What you are asked to do ▸ Would you transcribe the whole listing exactly, minus its pictures?

[Collected data entries]
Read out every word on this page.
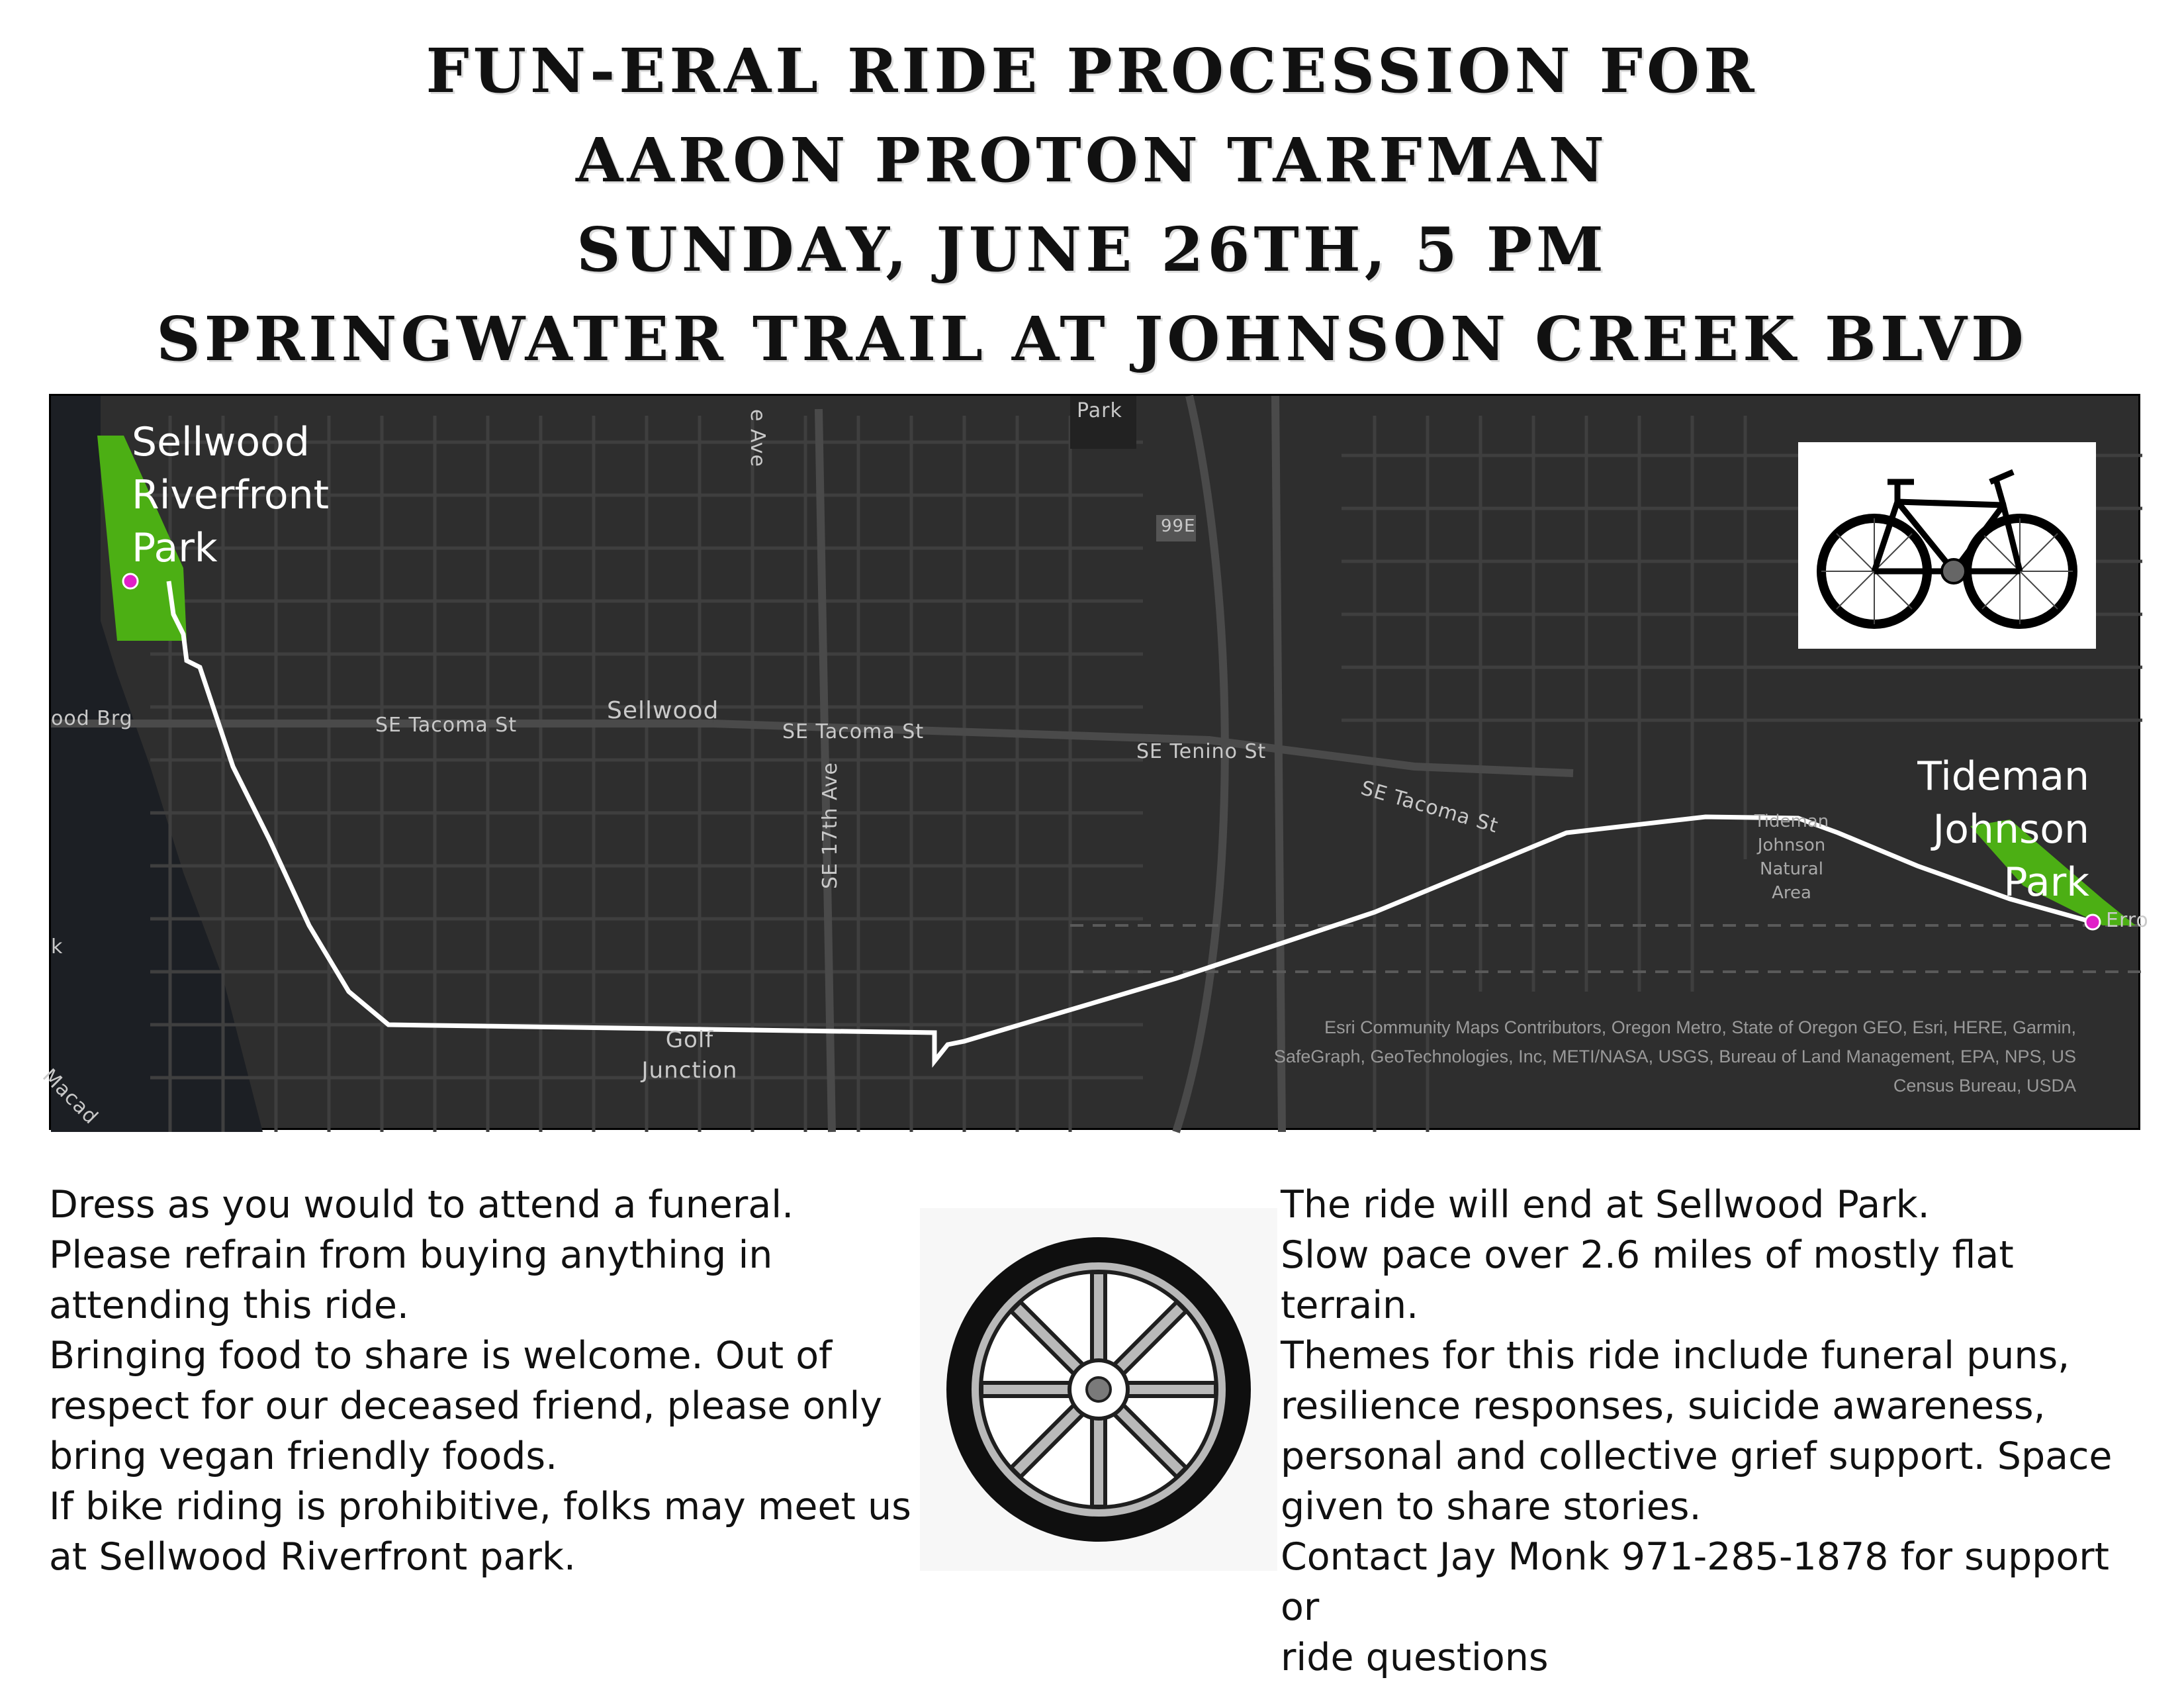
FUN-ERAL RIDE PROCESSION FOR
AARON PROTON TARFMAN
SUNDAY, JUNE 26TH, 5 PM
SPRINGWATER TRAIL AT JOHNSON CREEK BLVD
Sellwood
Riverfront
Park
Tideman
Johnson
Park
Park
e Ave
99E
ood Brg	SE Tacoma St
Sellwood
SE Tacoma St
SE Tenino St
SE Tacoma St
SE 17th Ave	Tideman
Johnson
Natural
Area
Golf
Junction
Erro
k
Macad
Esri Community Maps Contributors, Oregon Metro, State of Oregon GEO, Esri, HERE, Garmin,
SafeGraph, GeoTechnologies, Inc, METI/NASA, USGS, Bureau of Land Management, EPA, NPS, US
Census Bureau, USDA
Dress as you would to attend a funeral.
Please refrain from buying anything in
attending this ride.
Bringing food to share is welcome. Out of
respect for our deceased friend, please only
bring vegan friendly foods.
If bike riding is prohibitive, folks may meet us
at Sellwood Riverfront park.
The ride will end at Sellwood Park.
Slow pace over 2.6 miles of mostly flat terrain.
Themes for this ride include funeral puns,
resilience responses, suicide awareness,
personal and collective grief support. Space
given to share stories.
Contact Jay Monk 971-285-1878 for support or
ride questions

Written answer ▸
Read out every word on this page.
FUN-ERAL RIDE PROCESSION FOR
AARON PROTON TARFMAN
SUNDAY, JUNE 26TH, 5 PM
SPRINGWATER TRAIL AT JOHNSON CREEK BLVD
Sellwood
Riverfront
Park
Tideman
Johnson
Park
Park
e Ave
99E
ood Brg	SE Tacoma St
Sellwood
SE Tacoma St
SE Tenino St
SE Tacoma St
SE 17th Ave	Tideman
Johnson
Natural
Area
Golf
Junction
Erro
k
Macad
Esri Community Maps Contributors, Oregon Metro, State of Oregon GEO, Esri, HERE, Garmin,
SafeGraph, GeoTechnologies, Inc, METI/NASA, USGS, Bureau of Land Management, EPA, NPS, US
Census Bureau, USDA
Dress as you would to attend a funeral.
Please refrain from buying anything in
attending this ride.
Bringing food to share is welcome. Out of
respect for our deceased friend, please only
bring vegan friendly foods.
If bike riding is prohibitive, folks may meet us
at Sellwood Riverfront park.
The ride will end at Sellwood Park.
Slow pace over 2.6 miles of mostly flat terrain.
Themes for this ride include funeral puns,
resilience responses, suicide awareness,
personal and collective grief support. Space
given to share stories.
Contact Jay Monk 971-285-1878 for support or
ride questions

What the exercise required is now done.